(Zapisy położenia elementów)
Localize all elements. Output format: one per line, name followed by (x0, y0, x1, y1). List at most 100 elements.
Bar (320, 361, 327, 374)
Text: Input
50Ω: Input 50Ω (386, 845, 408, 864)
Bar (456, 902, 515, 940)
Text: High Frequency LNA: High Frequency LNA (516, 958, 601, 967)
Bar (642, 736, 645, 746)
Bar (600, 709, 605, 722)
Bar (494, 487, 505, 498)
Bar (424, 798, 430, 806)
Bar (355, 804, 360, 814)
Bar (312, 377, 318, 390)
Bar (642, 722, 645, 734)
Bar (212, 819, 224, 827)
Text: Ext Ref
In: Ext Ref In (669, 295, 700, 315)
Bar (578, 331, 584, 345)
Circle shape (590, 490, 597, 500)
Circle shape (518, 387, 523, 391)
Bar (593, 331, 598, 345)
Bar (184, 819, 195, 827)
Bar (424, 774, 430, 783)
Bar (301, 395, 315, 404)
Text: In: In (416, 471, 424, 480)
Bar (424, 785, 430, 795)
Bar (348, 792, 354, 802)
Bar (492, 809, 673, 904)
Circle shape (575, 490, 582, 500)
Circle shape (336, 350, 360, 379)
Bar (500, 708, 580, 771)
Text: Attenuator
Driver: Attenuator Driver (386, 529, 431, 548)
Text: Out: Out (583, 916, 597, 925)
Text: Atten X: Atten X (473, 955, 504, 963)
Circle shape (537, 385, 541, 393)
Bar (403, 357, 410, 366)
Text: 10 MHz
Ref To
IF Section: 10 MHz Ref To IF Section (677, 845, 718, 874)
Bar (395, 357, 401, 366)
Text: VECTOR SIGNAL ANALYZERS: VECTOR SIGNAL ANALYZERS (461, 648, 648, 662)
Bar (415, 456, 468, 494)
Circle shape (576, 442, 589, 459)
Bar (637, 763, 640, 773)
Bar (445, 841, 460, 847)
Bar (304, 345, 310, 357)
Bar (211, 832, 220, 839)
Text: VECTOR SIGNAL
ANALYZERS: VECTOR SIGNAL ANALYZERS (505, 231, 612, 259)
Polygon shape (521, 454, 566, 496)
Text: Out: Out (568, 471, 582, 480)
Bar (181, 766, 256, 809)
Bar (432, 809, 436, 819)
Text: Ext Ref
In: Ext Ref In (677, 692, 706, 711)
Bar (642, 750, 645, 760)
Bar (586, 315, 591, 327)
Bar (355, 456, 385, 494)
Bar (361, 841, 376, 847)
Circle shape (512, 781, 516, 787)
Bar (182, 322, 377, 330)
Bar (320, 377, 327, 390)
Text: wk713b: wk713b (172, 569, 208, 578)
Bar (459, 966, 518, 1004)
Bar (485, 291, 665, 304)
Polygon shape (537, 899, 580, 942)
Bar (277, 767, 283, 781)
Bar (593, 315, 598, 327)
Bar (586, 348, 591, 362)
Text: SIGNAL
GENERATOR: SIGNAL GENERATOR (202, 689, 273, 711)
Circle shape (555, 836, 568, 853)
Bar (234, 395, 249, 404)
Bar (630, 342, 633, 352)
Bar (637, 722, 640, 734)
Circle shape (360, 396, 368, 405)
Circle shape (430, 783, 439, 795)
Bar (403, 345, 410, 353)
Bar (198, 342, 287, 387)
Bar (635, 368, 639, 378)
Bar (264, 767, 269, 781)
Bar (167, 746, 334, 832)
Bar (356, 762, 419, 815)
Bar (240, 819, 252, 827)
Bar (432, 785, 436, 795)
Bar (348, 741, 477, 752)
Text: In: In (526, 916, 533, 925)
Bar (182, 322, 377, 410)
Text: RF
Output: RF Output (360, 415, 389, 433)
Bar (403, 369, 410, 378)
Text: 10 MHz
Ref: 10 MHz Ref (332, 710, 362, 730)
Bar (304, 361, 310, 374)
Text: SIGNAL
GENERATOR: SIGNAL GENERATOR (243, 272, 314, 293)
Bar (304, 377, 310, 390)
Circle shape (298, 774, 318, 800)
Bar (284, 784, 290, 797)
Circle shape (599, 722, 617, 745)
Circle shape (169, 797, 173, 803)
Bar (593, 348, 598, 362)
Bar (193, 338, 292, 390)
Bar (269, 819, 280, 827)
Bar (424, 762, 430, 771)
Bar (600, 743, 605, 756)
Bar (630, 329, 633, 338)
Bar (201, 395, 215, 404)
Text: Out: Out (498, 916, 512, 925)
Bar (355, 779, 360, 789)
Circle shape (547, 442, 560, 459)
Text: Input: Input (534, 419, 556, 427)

### Cel ćwiczenia:
Wybierz z powyższych pozycji każdy wiersz, w którym występuje ciąg „SIGNAL”. Wielkość liter ma znaczenie.

### Odpowiedź pisemna:
Text: VECTOR SIGNAL ANALYZERS: VECTOR SIGNAL ANALYZERS (461, 648, 648, 662)
Text: VECTOR SIGNAL
ANALYZERS: VECTOR SIGNAL ANALYZERS (505, 231, 612, 259)
Text: SIGNAL
GENERATOR: SIGNAL GENERATOR (202, 689, 273, 711)
Text: SIGNAL
GENERATOR: SIGNAL GENERATOR (243, 272, 314, 293)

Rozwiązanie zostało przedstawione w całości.